DATA FOR PROCESSING:
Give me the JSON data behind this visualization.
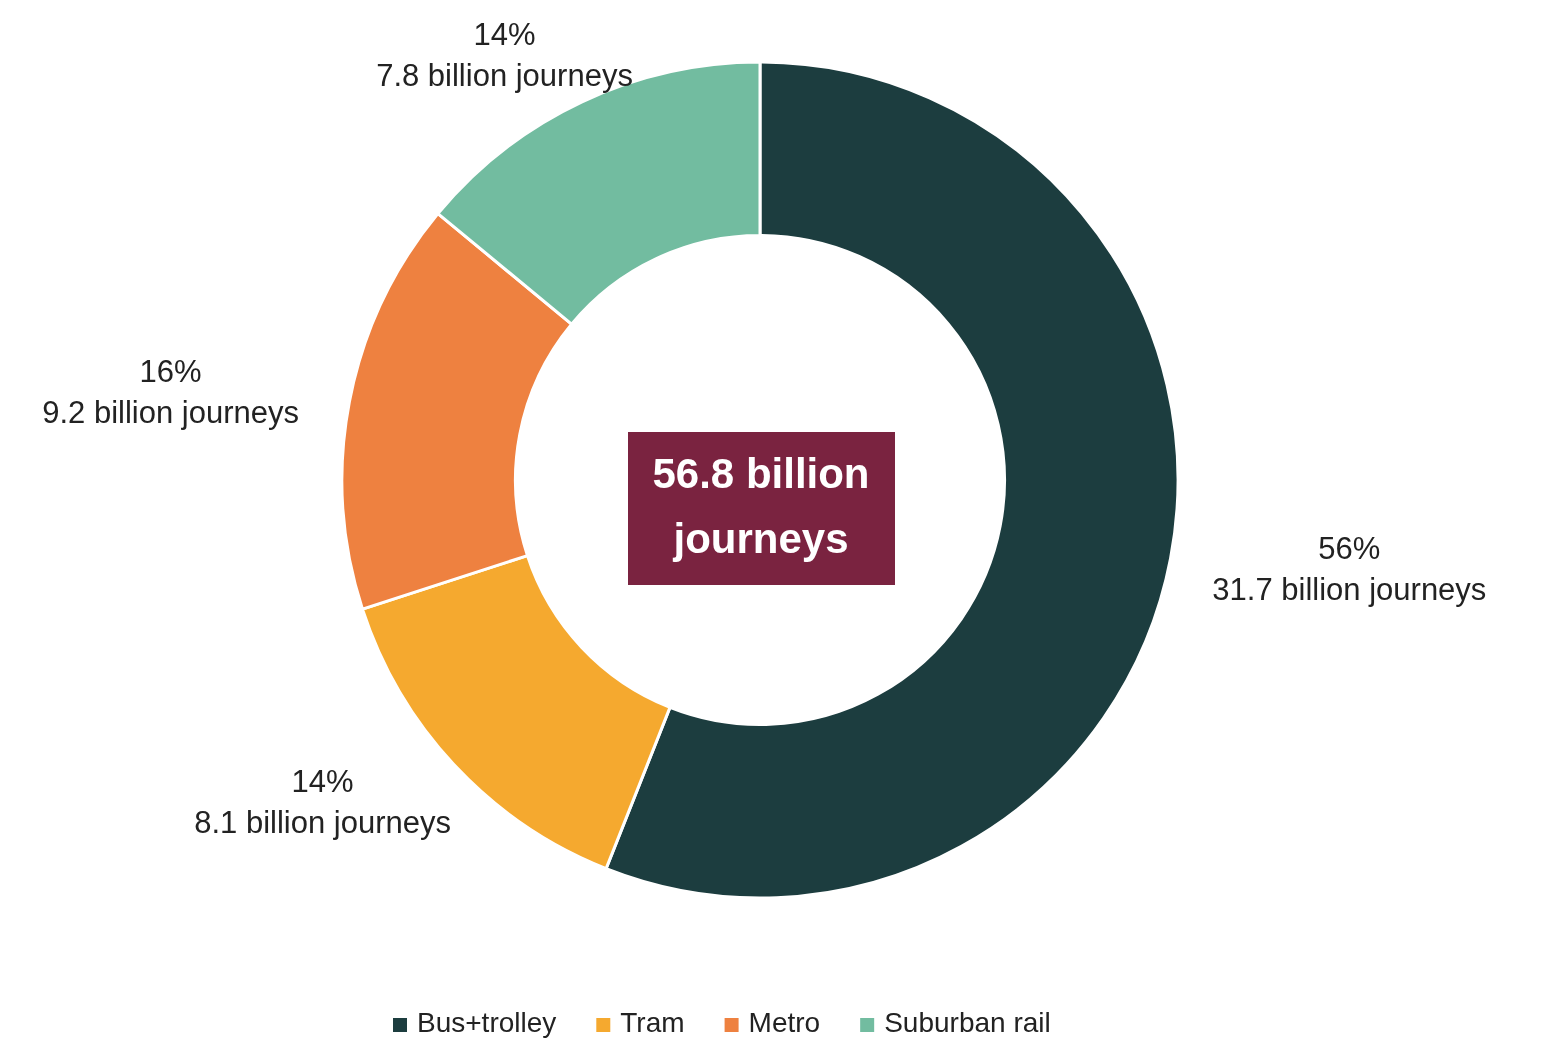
{
  "chart_data": {
    "type": "donut",
    "categories": [
      "Bus+trolley",
      "Tram",
      "Metro",
      "Suburban rail"
    ],
    "values": [
      56,
      14,
      16,
      14
    ],
    "colors": [
      "#1c3d3f",
      "#f5a92f",
      "#ee8140",
      "#72bca0"
    ],
    "value_labels": [
      "56%\n31.7 billion journeys",
      "14%\n8.1 billion journeys",
      "16%\n9.2 billion journeys",
      "14%\n7.8 billion journeys"
    ],
    "annotations": [
      "56.8 billion journeys"
    ],
    "legend": "bottom"
  }
}
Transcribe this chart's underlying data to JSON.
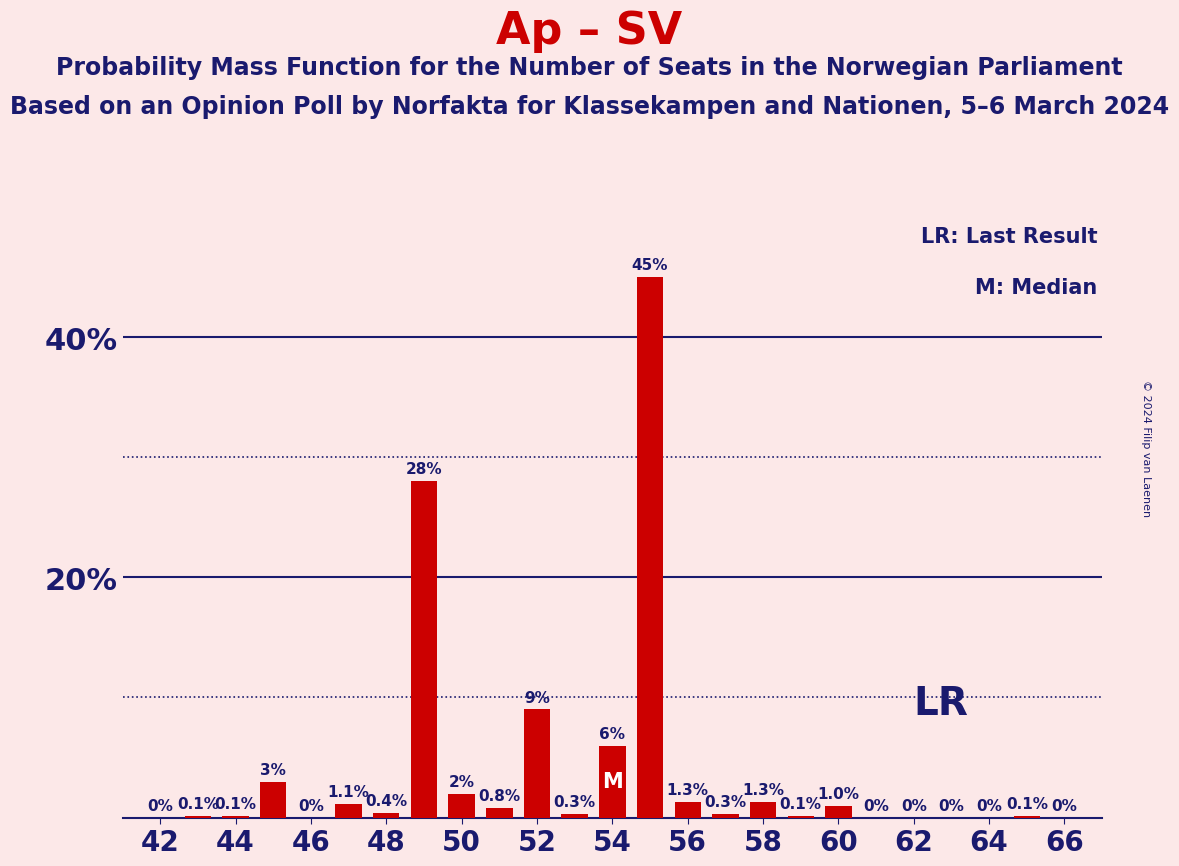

TASK: All of the data above should be quoted exactly, except for the pictures.

COMPLETED EXERCISE:
Give me the JSON data behind this visualization.
{
  "chart_data": {
    "type": "donut",
    "categories": [
      "Bus+trolley",
      "Tram",
      "Metro",
      "Suburban rail"
    ],
    "values": [
      56,
      14,
      16,
      14
    ],
    "colors": [
      "#1c3d3f",
      "#f5a92f",
      "#ee8140",
      "#72bca0"
    ],
    "value_labels": [
      "56%\n31.7 billion journeys",
      "14%\n8.1 billion journeys",
      "16%\n9.2 billion journeys",
      "14%\n7.8 billion journeys"
    ],
    "annotations": [
      "56.8 billion journeys"
    ],
    "legend": "bottom"
  }
}
Transcribe this chart's underlying data to JSON.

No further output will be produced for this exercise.